Exercise objective | What lines below mention the word "about"? Copy each one.

Dataset entries on figures

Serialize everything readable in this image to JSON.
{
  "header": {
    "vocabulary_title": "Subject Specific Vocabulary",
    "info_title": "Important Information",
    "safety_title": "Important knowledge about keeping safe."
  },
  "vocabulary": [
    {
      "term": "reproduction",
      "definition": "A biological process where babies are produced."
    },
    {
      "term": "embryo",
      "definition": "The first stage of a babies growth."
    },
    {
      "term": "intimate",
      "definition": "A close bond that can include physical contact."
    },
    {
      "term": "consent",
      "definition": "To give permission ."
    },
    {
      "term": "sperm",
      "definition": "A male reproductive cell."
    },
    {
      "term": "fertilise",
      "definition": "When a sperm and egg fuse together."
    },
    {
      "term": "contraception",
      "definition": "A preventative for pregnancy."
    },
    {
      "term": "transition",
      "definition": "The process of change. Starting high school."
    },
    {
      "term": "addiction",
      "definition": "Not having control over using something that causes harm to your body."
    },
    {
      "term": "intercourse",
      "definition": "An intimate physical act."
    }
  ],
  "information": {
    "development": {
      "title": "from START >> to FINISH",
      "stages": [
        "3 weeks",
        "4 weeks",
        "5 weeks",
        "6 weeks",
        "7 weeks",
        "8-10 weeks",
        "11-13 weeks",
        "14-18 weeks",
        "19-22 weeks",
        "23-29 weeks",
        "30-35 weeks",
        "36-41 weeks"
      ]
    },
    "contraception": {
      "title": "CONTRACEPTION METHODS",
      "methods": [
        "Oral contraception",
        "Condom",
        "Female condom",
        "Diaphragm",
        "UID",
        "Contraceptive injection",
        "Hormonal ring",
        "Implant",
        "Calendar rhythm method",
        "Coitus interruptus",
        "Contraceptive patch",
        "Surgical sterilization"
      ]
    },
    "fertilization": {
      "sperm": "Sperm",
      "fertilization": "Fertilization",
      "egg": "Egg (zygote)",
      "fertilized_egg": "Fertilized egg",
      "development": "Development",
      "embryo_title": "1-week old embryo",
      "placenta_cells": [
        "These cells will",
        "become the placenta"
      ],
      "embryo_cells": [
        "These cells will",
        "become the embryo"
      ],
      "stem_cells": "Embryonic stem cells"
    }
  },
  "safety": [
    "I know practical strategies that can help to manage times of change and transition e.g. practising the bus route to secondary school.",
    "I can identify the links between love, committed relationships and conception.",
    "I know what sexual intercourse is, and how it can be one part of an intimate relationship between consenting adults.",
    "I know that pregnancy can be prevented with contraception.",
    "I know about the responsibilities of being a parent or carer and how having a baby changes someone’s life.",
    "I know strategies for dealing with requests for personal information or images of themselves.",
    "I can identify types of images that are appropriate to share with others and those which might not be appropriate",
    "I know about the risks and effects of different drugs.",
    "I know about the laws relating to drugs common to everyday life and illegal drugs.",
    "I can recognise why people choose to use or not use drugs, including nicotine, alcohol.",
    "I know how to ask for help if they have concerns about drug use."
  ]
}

Result for this exercise |
    "safety_title": "Important knowledge about keeping safe."
    "I know about the responsibilities of being a parent or carer and how having a baby changes someone’s life.",
    "I know about the risks and effects of different drugs.",
    "I know about the laws relating to drugs common to everyday life and illegal drugs.",
    "I know how to ask for help if they have concerns about drug use."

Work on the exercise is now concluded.